**Page extract**
───

I've asked before and I'll ask again: what's the definition of judgement?

I started another thread about gospel music websites that write reviews of gospel music CDs and I asked if they were also judging? Or because it seems the reviews are mostly favorable, then it's not judging?

Here's the link to the thread....
http://www.longhaircareforum.com/showthread.php?t=256445

And to speculate that one is judging because of a lack of understanding? Exactly how so?

This isn't a question about one style reaching one particular type of people. In fact, that reasoning is both judgemental and condescending because it assumes that a certain type of person likes and understands ONLY a certain type of music. It's downright insulting to assume, for example, that since I am from Detroit, I must like and understand only Motown music. The examples can be switched up but the principle applies accordingly.

And with regard to the point about a message on addictions: we have ALL BEEN addicted to SOMETHING. The illegal drugs and the illicit habits get more attention. So we all can get something out of a message on addictions. People can be addicted to food, network TV, coffee, LHCF, etc. There's a lesson we can all learn from an ANOINTED message about addictions.

And no offense to anyone in general, but am sure to direct my responses specifically, in a respectful tone.


----------



## Monilove122 (Jul 16, 2008)

FoxyScholar said:


> I've asked before and I'll ask again: what's the definition of judgement?

───

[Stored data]
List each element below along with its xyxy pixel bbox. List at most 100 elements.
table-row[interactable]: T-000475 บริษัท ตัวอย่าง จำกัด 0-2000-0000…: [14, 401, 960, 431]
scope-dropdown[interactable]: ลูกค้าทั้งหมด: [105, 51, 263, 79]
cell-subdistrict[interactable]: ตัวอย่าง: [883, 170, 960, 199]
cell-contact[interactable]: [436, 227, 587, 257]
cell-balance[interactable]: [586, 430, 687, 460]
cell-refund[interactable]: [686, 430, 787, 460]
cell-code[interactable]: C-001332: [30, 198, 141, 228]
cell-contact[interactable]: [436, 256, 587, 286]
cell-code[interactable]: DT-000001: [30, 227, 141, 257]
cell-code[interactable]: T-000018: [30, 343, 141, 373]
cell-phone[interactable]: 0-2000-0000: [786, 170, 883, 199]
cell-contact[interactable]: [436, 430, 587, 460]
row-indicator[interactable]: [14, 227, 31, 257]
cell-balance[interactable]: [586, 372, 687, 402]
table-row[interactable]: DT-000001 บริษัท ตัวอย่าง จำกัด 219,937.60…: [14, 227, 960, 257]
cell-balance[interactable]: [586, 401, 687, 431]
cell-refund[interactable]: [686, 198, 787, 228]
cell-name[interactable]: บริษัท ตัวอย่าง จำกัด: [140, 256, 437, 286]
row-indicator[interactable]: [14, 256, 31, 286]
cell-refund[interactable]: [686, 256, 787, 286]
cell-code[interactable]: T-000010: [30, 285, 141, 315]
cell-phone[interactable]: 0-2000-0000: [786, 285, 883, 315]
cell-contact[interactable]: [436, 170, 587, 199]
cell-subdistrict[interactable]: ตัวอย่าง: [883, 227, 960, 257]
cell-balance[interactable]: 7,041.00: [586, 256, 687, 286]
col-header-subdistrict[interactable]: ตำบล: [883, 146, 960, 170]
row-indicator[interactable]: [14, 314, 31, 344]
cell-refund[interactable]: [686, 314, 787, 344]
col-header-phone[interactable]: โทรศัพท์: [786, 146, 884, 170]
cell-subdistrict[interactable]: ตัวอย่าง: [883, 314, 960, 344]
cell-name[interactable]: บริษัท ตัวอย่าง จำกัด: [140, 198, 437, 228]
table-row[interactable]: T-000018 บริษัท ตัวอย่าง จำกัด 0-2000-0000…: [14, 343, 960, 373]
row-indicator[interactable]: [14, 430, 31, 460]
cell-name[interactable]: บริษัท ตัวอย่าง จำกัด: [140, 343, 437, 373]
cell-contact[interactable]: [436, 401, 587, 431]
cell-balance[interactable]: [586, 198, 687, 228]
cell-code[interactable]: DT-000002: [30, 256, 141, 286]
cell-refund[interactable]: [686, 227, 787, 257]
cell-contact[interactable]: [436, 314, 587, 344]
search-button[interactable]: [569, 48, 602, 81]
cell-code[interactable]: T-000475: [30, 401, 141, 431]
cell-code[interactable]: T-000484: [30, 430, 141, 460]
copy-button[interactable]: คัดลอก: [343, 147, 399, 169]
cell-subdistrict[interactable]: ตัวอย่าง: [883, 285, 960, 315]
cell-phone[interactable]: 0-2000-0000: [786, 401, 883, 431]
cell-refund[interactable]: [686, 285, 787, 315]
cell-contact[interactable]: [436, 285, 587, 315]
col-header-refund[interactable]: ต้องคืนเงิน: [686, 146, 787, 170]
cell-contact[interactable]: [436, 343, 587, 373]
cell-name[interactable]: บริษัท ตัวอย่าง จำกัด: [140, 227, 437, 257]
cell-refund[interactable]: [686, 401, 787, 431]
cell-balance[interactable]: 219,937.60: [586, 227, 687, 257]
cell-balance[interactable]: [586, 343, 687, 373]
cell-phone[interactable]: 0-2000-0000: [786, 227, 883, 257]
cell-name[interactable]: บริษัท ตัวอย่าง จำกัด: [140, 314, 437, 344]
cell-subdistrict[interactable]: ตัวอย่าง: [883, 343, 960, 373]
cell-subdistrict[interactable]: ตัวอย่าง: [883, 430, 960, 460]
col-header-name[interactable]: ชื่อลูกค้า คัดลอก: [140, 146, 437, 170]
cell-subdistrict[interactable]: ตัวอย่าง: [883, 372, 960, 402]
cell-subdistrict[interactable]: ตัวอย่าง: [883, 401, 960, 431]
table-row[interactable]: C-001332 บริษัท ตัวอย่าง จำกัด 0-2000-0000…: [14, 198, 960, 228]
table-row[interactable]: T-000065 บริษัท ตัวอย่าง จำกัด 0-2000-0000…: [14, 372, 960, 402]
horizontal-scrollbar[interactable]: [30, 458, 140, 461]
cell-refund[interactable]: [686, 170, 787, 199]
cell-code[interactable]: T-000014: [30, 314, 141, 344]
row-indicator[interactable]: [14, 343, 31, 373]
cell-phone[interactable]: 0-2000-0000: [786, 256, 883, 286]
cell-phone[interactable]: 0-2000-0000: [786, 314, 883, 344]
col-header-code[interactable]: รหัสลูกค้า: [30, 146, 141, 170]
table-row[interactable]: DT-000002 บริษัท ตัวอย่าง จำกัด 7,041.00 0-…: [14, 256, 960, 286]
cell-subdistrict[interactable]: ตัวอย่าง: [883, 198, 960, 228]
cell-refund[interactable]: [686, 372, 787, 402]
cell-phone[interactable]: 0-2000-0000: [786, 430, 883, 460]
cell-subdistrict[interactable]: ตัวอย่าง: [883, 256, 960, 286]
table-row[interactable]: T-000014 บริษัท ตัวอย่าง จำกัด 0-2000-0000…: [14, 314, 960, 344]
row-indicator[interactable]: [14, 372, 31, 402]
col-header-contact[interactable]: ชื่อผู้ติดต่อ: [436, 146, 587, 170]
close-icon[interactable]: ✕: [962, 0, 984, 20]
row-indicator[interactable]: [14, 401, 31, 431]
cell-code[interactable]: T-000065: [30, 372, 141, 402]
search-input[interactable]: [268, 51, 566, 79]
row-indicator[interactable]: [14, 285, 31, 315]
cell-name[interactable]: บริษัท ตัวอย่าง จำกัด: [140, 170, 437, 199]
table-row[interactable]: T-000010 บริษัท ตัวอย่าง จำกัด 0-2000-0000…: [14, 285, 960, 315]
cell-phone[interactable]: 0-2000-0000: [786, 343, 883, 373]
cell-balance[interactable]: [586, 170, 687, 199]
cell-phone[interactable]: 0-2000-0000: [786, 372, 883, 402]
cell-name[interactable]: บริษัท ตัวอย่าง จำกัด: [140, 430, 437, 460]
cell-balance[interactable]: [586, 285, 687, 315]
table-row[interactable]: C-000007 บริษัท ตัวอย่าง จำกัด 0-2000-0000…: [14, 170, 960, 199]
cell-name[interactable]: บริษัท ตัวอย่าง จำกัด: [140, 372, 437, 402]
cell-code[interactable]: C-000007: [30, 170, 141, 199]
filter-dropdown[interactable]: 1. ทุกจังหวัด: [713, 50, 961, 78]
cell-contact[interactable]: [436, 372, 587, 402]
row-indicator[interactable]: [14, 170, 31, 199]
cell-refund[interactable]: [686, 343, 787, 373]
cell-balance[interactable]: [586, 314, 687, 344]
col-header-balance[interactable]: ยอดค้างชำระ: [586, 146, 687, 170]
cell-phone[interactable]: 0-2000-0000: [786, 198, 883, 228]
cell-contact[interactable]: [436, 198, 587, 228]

───

**Challenges**
**A)** Reproduce the forum post word for word between "This isn't a" and "principle applies accordingly.", inclusive.
**B)** Summarize the forum post in two sentences.
The records have no connection to the forum post.

**Answer list**
**A)**
This isn't a question about one style reaching one particular type of people. In fact, that reasoning is both judgemental and condescending because it assumes that a certain type of person likes and understands ONLY a certain type of music. It's downright insulting to assume, for example, that since I am from Detroit, I must like and understand only Motown music. The examples can be switched up but the principle applies accordingly.

**B)** The writer asks again for a definition of judgment and refers to another thread asking whether gospel music websites that review gospel CDs are judging, since their reviews are mostly favorable. The writer argues that assuming a certain type of person likes and understands only a certain type of music is judgmental and condescending, and says everyone can learn from an anointed message about addictions because we have all been addicted to something.